Every line of the material is to be quoted verbatim, minus the pictures.

| A block of data |

_ _ _

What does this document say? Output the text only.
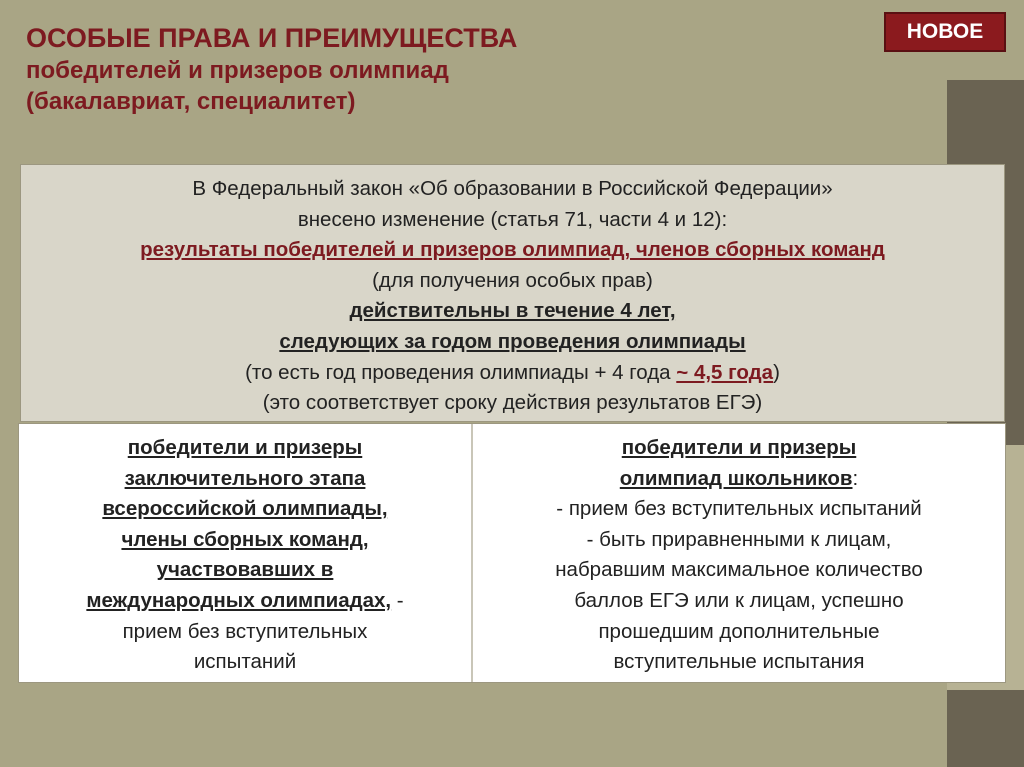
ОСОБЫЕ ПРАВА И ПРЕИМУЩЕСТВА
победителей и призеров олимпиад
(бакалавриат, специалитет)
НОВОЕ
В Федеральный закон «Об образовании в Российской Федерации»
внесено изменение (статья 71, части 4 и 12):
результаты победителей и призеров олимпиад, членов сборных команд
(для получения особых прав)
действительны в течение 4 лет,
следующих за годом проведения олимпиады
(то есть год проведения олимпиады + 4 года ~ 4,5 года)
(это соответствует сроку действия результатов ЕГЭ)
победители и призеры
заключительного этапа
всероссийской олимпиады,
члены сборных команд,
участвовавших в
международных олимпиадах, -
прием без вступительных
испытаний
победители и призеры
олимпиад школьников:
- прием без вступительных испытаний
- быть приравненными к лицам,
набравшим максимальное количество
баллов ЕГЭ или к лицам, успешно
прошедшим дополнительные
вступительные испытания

_ _ _

| ANSWER FOR THE TASK |
What does this document say? Output the text only.
ОСОБЫЕ ПРАВА И ПРЕИМУЩЕСТВА
победителей и призеров олимпиад
(бакалавриат, специалитет)
НОВОЕ
В Федеральный закон «Об образовании в Российской Федерации»
внесено изменение (статья 71, части 4 и 12):
результаты победителей и призеров олимпиад, членов сборных команд
(для получения особых прав)
действительны в течение 4 лет,
следующих за годом проведения олимпиады
(то есть год проведения олимпиады + 4 года ~ 4,5 года)
(это соответствует сроку действия результатов ЕГЭ)
победители и призеры
заключительного этапа
всероссийской олимпиады,
члены сборных команд,
участвовавших в
международных олимпиадах, -
прием без вступительных
испытаний
победители и призеры
олимпиад школьников:
- прием без вступительных испытаний
- быть приравненными к лицам,
набравшим максимальное количество
баллов ЕГЭ или к лицам, успешно
прошедшим дополнительные
вступительные испытания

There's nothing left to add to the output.